+++ Document extract

After this episode I am starting to think that all Kyle is good at is spending money. In that case, she should spend some money in a good stylist. 

As for Camille, or rather Jesus on the cross, she’s lost her damn mind again. The ugly side her publicist try to cover up after season 1 is still lurking. Being accused of being a snotty, self centered B is not equivalent to being accused of sexual assault!!! It may have been fine to voice her differing opinion in the matter, but tying it back to herself and HER suffering was eye role worthy.


----------



## purseinsanity

tweegy said:


> Right!? I have a 5k bag but I have rats in my kitchen and flies in the food I have for guests... everyone has their priorities... hygiene clearly isn’t one of Rinna’s


What I don't understand is that her house seems kind of gross, but she's OCD about germs in hotels and public places.  Wouldn't someone like that want their house spotless and definitely rodent dropping free??  I know I do!


----------



## pjhm

purseinsanity said:


> What I don't understand is that her house seems kind of gross, but she's OCD about germs in hotels and public places.  Wouldn't someone like that want their house spotless and definitely rodent dropping free??  I know I do!


Yes, with Rinna it’s the dirt you know versus the dirt you don’t know.....


----------



## blkbarbie310

When I saw Rinna place her suitcase on her bed - I about died! Yuck.

++++++

Parts of the exercise:
**1)** Extract everything in the forum thread from "Yes, with Rinna" down to "about died! Yuck.".
**2)** In the forum thread, what did Rinna put on her bed that disgusted blkbarbie310?
**3)** Proceed with the forum thread, picking up after its last post.
You won't need the records for any of this.

+++ Data records

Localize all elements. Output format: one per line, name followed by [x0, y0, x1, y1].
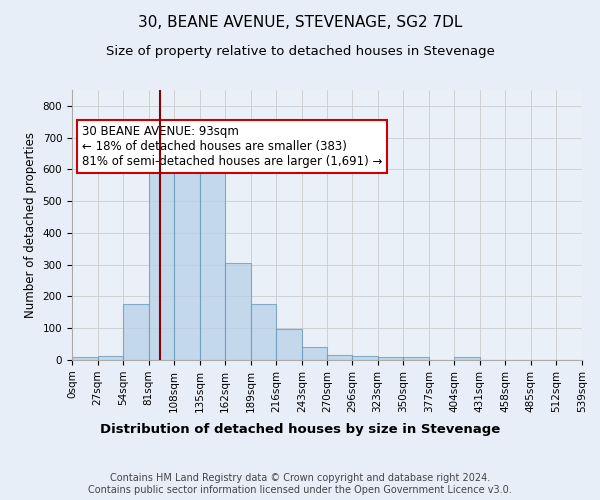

++++++
+++ Data records

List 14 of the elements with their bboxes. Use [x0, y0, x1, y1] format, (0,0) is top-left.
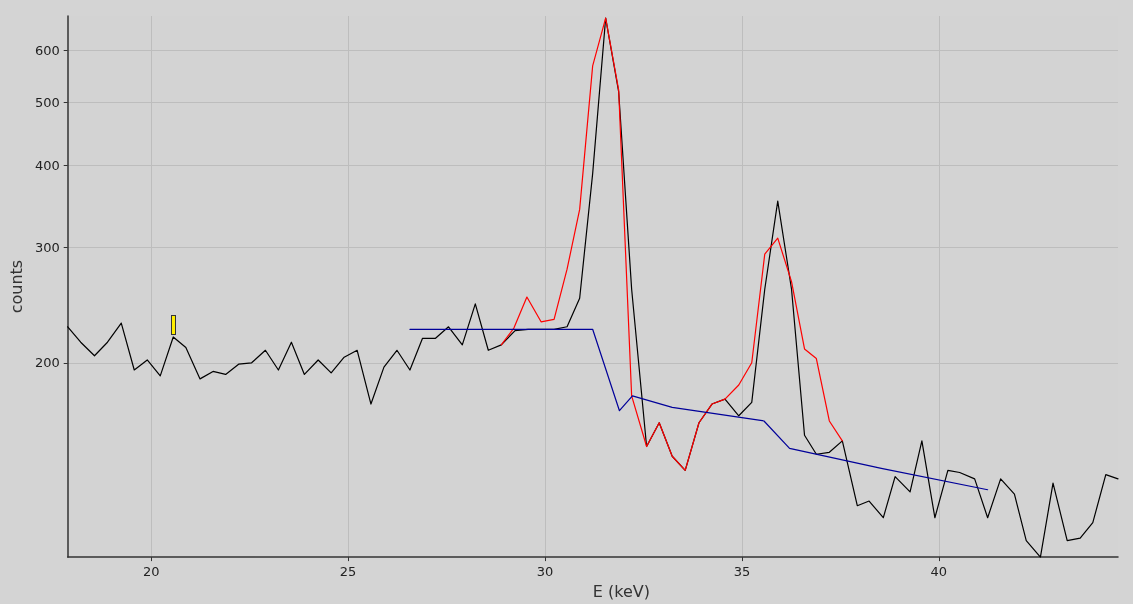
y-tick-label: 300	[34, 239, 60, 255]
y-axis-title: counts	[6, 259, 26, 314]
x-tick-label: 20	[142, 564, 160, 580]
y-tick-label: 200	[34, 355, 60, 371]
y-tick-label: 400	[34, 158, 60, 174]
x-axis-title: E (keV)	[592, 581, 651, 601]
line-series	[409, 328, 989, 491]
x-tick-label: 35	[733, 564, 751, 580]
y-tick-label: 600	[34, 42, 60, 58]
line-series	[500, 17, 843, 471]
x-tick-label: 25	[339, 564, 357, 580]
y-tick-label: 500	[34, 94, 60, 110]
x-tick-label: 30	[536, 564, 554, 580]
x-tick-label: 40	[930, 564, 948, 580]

++++++
+++ Data records

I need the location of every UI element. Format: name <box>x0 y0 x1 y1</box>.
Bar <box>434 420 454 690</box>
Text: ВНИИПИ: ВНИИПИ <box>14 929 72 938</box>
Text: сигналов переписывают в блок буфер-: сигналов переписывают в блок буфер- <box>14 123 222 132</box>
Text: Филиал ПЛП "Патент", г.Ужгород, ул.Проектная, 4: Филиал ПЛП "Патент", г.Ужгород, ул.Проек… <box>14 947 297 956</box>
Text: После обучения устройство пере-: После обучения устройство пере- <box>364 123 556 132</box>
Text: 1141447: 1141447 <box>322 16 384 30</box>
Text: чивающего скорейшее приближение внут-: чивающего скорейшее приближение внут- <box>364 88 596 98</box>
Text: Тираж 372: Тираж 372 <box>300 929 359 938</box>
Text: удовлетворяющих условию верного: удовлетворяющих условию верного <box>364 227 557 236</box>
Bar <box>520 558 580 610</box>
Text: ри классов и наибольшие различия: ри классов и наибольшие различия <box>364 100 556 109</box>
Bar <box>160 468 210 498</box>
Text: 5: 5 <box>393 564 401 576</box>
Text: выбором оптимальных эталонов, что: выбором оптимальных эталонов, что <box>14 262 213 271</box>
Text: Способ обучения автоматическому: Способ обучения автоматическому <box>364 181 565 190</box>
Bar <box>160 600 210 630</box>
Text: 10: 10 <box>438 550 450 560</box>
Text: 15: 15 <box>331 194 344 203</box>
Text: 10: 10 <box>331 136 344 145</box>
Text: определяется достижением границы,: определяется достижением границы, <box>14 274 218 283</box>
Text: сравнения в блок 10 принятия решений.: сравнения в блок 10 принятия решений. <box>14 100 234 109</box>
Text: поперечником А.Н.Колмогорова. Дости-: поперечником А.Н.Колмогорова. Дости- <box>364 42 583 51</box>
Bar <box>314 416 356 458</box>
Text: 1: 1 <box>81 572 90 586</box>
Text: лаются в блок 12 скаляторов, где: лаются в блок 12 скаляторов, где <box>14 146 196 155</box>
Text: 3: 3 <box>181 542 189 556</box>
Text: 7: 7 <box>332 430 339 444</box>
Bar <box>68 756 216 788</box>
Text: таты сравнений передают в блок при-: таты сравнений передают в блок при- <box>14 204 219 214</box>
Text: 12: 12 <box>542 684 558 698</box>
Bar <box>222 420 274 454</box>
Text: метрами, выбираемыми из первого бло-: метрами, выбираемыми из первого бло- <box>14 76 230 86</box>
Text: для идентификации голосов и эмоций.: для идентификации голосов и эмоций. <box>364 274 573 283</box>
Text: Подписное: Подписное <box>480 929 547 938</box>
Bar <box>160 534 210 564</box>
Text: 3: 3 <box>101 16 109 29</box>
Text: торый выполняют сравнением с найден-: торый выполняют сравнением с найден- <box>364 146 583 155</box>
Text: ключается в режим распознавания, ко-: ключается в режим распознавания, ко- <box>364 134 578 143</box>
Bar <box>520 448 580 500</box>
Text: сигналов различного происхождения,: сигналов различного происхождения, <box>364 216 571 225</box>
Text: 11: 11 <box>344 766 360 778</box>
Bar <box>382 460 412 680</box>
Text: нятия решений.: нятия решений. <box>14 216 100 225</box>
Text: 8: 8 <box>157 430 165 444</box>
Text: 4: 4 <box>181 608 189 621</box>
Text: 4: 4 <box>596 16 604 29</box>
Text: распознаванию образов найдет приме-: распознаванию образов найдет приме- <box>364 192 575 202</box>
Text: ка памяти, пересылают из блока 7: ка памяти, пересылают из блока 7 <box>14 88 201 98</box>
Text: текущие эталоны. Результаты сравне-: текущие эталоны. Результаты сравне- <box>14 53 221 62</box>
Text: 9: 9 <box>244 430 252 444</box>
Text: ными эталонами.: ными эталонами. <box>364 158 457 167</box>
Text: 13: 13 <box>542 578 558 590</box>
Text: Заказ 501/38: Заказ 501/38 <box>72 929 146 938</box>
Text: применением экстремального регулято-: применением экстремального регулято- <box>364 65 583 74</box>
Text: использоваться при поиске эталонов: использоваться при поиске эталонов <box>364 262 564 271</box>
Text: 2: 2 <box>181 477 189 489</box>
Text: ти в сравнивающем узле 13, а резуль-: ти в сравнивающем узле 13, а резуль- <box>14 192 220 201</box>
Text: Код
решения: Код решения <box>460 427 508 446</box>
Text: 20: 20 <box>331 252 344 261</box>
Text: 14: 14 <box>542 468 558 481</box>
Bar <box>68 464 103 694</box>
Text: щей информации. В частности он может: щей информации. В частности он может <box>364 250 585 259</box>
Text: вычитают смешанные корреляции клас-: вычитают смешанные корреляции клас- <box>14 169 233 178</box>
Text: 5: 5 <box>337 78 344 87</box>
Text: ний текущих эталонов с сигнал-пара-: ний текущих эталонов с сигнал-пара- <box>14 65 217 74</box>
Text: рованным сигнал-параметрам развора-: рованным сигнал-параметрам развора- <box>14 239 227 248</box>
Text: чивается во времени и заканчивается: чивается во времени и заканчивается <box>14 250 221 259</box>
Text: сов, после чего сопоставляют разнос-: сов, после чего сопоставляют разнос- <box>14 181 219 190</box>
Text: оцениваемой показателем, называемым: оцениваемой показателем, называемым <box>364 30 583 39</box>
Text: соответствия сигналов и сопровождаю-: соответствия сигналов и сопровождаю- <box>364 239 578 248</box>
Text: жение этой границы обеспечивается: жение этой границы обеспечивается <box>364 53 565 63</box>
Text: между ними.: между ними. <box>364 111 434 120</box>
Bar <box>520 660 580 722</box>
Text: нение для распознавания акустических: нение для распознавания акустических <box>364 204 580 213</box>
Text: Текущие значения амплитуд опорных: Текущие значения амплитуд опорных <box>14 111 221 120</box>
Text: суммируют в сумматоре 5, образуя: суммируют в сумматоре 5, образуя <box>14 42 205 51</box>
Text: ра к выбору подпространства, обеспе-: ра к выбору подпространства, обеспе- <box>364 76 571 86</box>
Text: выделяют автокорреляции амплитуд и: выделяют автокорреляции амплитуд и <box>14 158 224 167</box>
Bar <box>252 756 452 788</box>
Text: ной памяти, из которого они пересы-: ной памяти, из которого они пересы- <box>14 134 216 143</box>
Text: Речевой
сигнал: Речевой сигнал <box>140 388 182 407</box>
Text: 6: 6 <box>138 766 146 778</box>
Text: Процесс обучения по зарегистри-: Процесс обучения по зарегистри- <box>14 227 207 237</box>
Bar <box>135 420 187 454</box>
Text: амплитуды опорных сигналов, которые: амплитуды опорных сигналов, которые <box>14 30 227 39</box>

++++++

Answers to the tasks:
**1)**
Yes, with Rinna it’s the dirt you know versus the dirt you don’t know.....


----------



## blkbarbie310

When I saw Rinna place her suitcase on her bed - I about died! Yuck.

**2)** Her suitcase.

**3)**
----------



## simone72

I am surprised Rinna spent all that cash on a Kelly bag she seems kind of thrifty and not up to date fashion wise. Everything she wears seems like off of a sale rack


----------



## Ceeyahd

simone72 said:


> I am surprised Rinna spent all that cash on a Kelly bag she seems kind of thrifty and not up to date fashion wise. Everything she wears seems like off of a sale rack



Perhaps it was a gift or borrowed. Maybe it's Kyle's.


----------



## tweegy

simone72 said:


> I am surprised Rinna spent all that cash on a Kelly bag she seems kind of thrifty and not up to date fashion wise. Everything she wears seems like off of a sale rack



Well she’s rolling with Kyle so she had to up her bag game lol


----------



## tweegy

purseinsanity said:


> What I don't understand is that her house seems kind of gross, but she's OCD about germs in hotels and public places.  Wouldn't someone like that want their house spotless and definitely rodent dropping free??  I know I do!





pjhm said:


> Yes, with Rinna it’s the dirt you know versus the dirt you don’t know.....



Yup was gonna say what John said! With rinna it’s the flies and rats she knows LOL


----------



## StylishMD

purseinsanity said:


> It bothered me no end when she claimed he "went from a Type 2 to a Type 1".  Idiot.


Yes, as a physician I was thinking ‘WTH???’


----------



## Mrs.Z

Catching up.....what on earth is Kyle wearing at this dinner?  The dress has no front? She could lose a boob at any minute.


----------



## chowlover2

What is it with Kyle and the hats this season. Is it to increase her height? No bueno.


----------



## Ceeyahd

chowlover2 said:


> What is it with Kyle and the hats this season. Is it to increase her height? No bueno.



Is Kyle super petite? All of her bags and hats seem to be wear her, swallow her up.


----------



## chowlover2

She must be petite, even with the hat the other women are taller!


----------



## TC1

I was under the impression Kyle is only about 5 feet tall.


----------



## limom

LVP is queen of everything.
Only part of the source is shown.